### Problem description
Write out each record below exactly as it appears, with no pictures.

### Dataset entries
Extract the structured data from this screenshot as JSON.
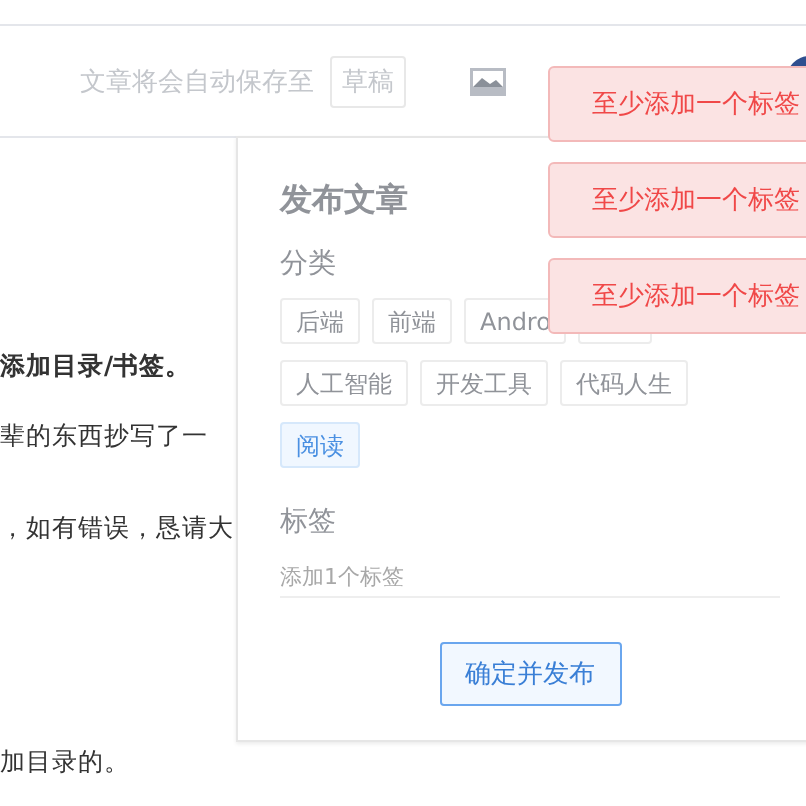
{
  "header": {
    "autosave_note": "文章将会自动保存至",
    "draft_button": "草稿"
  },
  "article": {
    "paragraphs": [
      {
        "text": "添加目录/书签。",
        "kind": "bold"
      },
      {
        "text": "辈的东西抄写了一",
        "kind": "plain"
      },
      {
        "text": "，如有错误，恳请大",
        "kind": "plain"
      },
      {
        "text": "加目录的。",
        "kind": "plain"
      }
    ]
  },
  "publish_panel": {
    "title": "发布文章",
    "category_label": "分类",
    "categories": [
      {
        "label": "后端",
        "selected": false
      },
      {
        "label": "前端",
        "selected": false
      },
      {
        "label": "Andro",
        "selected": false
      },
      {
        "selected": false
      },
      {
        "label": "人工智能",
        "selected": false
      },
      {
        "label": "开发工具",
        "selected": false
      },
      {
        "label": "代码人生",
        "selected": false
      },
      {
        "label": "阅读",
        "selected": true
      }
    ],
    "tag_label": "标签",
    "tag_input": {
      "placeholder": "添加1个标签"
    },
    "submit_button": "确定并发布"
  },
  "toasts": [
    {
      "message": "至少添加一个标签"
    },
    {
      "message": "至少添加一个标签"
    },
    {
      "message": "至少添加一个标签"
    }
  ]
}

### Result for this task
Extract the structured data from this screenshot as JSON.
{
  "header": {
    "autosave_note": "文章将会自动保存至",
    "draft_button": "草稿"
  },
  "article": {
    "paragraphs": [
      {
        "text": "添加目录/书签。",
        "kind": "bold"
      },
      {
        "text": "辈的东西抄写了一",
        "kind": "plain"
      },
      {
        "text": "，如有错误，恳请大",
        "kind": "plain"
      },
      {
        "text": "加目录的。",
        "kind": "plain"
      }
    ]
  },
  "publish_panel": {
    "title": "发布文章",
    "category_label": "分类",
    "categories": [
      {
        "label": "后端",
        "selected": false
      },
      {
        "label": "前端",
        "selected": false
      },
      {
        "label": "Andro",
        "selected": false
      },
      {
        "selected": false
      },
      {
        "label": "人工智能",
        "selected": false
      },
      {
        "label": "开发工具",
        "selected": false
      },
      {
        "label": "代码人生",
        "selected": false
      },
      {
        "label": "阅读",
        "selected": true
      }
    ],
    "tag_label": "标签",
    "tag_input": {
      "placeholder": "添加1个标签"
    },
    "submit_button": "确定并发布"
  },
  "toasts": [
    {
      "message": "至少添加一个标签"
    },
    {
      "message": "至少添加一个标签"
    },
    {
      "message": "至少添加一个标签"
    }
  ]
}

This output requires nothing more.